**Exercise:** Lines containing the word "COMMITTEE" are the ones to copy from the records below.

________________________

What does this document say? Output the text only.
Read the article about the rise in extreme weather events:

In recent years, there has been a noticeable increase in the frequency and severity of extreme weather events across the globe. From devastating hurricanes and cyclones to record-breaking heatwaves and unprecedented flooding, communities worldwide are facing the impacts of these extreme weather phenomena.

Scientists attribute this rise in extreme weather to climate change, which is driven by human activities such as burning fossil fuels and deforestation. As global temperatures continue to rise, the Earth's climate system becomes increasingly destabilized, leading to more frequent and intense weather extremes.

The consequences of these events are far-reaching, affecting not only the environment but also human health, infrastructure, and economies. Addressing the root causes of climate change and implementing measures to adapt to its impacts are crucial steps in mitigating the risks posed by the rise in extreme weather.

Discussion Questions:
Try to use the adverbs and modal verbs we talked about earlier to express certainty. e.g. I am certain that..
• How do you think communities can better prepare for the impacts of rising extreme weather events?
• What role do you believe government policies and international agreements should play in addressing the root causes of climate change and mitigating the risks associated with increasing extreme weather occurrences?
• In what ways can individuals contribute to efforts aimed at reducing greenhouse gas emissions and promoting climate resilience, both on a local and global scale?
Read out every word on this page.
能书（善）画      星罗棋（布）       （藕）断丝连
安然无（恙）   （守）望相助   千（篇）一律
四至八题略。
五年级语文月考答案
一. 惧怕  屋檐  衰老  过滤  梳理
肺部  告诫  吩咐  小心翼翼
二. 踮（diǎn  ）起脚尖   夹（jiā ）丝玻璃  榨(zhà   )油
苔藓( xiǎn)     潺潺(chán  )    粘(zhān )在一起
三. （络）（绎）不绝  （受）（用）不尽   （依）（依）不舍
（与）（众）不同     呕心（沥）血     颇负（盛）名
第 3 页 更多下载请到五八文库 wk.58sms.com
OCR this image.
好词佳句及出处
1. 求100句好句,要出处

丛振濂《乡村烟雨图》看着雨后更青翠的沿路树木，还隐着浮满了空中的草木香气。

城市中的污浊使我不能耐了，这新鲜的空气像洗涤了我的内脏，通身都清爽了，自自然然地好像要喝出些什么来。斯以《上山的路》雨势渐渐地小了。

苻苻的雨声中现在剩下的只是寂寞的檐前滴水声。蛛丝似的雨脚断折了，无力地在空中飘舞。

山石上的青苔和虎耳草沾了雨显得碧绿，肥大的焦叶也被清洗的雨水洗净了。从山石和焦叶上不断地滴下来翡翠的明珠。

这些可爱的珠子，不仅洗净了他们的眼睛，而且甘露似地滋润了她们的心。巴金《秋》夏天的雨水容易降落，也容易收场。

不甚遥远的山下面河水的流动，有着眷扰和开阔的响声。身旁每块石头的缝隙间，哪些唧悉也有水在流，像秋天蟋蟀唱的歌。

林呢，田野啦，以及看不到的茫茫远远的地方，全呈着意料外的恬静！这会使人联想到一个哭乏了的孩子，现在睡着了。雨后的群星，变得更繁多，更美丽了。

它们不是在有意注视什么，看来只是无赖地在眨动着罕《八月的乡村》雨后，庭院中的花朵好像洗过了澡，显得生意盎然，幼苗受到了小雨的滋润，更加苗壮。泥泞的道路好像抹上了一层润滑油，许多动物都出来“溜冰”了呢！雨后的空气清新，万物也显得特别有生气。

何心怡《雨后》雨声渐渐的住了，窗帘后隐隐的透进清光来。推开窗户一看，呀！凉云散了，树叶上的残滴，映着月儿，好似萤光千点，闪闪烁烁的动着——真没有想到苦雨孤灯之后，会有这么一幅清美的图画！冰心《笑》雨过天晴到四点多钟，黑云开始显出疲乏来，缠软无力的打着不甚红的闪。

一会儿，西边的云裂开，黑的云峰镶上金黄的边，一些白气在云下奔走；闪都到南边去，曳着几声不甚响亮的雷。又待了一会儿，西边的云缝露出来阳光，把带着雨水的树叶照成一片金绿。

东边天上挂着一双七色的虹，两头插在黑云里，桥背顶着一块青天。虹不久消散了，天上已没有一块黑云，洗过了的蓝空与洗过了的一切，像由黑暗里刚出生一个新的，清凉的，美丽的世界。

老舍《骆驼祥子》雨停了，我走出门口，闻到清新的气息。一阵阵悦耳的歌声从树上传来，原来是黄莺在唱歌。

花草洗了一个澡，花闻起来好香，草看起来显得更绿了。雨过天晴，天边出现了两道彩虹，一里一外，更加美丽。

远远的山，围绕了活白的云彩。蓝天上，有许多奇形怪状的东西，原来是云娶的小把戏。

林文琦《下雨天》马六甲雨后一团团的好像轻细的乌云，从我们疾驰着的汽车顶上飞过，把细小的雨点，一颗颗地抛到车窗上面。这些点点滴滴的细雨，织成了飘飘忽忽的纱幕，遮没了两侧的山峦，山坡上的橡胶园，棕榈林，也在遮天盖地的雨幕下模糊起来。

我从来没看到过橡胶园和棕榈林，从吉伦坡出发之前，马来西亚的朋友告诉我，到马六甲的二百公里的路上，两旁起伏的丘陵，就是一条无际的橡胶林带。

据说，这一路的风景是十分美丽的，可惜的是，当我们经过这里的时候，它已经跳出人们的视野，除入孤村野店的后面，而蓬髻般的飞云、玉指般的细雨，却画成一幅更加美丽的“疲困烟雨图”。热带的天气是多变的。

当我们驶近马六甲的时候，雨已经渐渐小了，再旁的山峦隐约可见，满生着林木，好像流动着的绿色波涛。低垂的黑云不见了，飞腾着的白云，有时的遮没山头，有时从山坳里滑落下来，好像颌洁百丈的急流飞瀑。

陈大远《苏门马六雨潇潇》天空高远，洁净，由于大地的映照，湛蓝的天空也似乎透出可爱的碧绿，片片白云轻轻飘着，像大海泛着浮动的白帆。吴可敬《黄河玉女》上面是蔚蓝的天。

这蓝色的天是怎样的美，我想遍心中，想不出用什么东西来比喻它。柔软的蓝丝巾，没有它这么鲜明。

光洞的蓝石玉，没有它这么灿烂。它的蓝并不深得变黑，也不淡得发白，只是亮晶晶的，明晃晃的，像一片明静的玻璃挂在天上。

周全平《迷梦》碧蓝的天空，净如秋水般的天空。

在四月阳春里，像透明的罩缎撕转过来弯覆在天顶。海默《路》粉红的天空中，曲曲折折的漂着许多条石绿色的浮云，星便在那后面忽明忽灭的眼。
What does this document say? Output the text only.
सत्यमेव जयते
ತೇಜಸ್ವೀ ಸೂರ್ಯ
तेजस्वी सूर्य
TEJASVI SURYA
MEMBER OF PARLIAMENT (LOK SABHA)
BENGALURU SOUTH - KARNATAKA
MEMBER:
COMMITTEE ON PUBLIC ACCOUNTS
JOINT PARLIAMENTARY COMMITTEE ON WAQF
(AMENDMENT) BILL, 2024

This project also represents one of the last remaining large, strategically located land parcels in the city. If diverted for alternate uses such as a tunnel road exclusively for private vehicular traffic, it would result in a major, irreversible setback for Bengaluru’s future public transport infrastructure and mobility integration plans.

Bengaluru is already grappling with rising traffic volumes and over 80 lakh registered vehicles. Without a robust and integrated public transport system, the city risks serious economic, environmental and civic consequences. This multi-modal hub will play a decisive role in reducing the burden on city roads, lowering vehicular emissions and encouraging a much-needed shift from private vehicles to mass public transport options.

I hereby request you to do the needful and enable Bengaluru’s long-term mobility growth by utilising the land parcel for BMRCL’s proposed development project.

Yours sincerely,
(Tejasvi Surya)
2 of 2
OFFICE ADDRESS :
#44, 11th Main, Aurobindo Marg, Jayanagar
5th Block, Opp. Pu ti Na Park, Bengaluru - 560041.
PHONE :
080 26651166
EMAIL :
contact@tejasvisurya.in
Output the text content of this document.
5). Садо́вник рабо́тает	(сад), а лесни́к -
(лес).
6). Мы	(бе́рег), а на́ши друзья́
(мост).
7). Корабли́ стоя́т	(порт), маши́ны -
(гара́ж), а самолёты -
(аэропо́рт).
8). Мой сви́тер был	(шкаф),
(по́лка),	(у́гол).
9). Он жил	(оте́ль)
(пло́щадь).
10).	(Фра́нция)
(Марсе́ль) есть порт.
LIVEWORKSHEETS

________________________

**Complete response:**
COMMITTEE ON PUBLIC ACCOUNTS
JOINT PARLIAMENTARY COMMITTEE ON WAQF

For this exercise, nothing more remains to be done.